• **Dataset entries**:
◇ ◇ ◇ ◇
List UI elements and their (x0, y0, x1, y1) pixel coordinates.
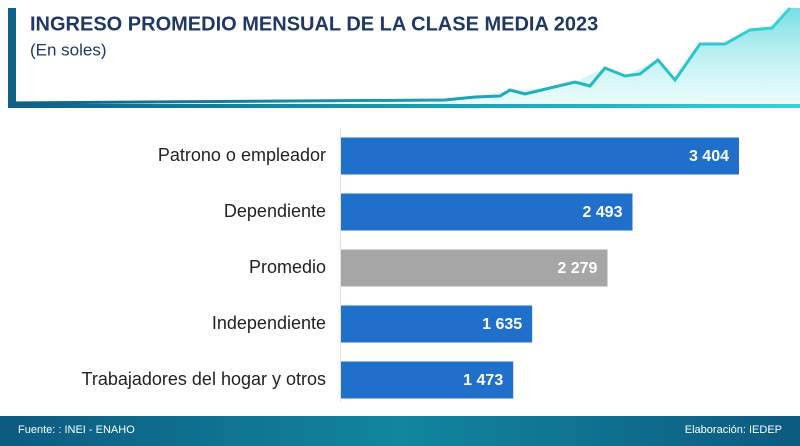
source: Fuente: : INEI - ENAHO (18, 424, 135, 436)
header-rule (8, 104, 800, 108)
bar (341, 249, 608, 287)
category-label: Promedio (249, 257, 326, 277)
category-label: Patrono o empleador (158, 145, 326, 165)
header-decoration (430, 8, 800, 106)
value-label: 1 473 (463, 372, 503, 389)
value-label: 1 635 (482, 316, 522, 333)
category-label: Independiente (212, 313, 326, 333)
value-label: 2 493 (582, 204, 622, 221)
credit: Elaboración: IEDEP (685, 424, 782, 436)
bar (341, 361, 514, 399)
footer-band (0, 416, 800, 446)
header-line (7, 6, 792, 105)
value-label: 3 404 (689, 148, 729, 165)
chart-title: INGRESO PROMEDIO MENSUAL DE LA CLASE MED… (30, 13, 598, 35)
bar (341, 305, 533, 343)
category-label: Trabajadores del hogar y otros (82, 369, 326, 389)
bar (341, 193, 633, 231)
bar (341, 137, 739, 175)
header-accent (8, 8, 16, 104)
category-label: Dependiente (224, 201, 326, 221)
value-label: 2 279 (557, 260, 597, 277)
chart-subtitle: (En soles) (30, 40, 107, 59)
◇ ◇ ◇ ◇
• **Instruction**: Write out every line of the entries as a numbered list, skipping blank lines and leaving out the pictures.

• **Task result**:
1. List UI elements and their (x0, y0, x1, y1) pixel coordinates.
2. source: Fuente: : INEI - ENAHO (18, 424, 135, 436)
3. header-rule (8, 104, 800, 108)
4. bar (341, 249, 608, 287)
5. category-label: Promedio (249, 257, 326, 277)
6. category-label: Patrono o empleador (158, 145, 326, 165)
7. header-decoration (430, 8, 800, 106)
8. value-label: 1 473 (463, 372, 503, 389)
9. value-label: 1 635 (482, 316, 522, 333)
10. category-label: Independiente (212, 313, 326, 333)
11. value-label: 2 493 (582, 204, 622, 221)
12. credit: Elaboración: IEDEP (685, 424, 782, 436)
13. bar (341, 361, 514, 399)
14. footer-band (0, 416, 800, 446)
15. header-line (7, 6, 792, 105)
16. value-label: 3 404 (689, 148, 729, 165)
17. chart-title: INGRESO PROMEDIO MENSUAL DE LA CLASE MED… (30, 13, 598, 35)
18. bar (341, 305, 533, 343)
19. category-label: Trabajadores del hogar y otros (82, 369, 326, 389)
20. bar (341, 193, 633, 231)
21. bar (341, 137, 739, 175)
22. header-accent (8, 8, 16, 104)
23. category-label: Dependiente (224, 201, 326, 221)
24. value-label: 2 279 (557, 260, 597, 277)
25. chart-subtitle: (En soles) (30, 40, 107, 59)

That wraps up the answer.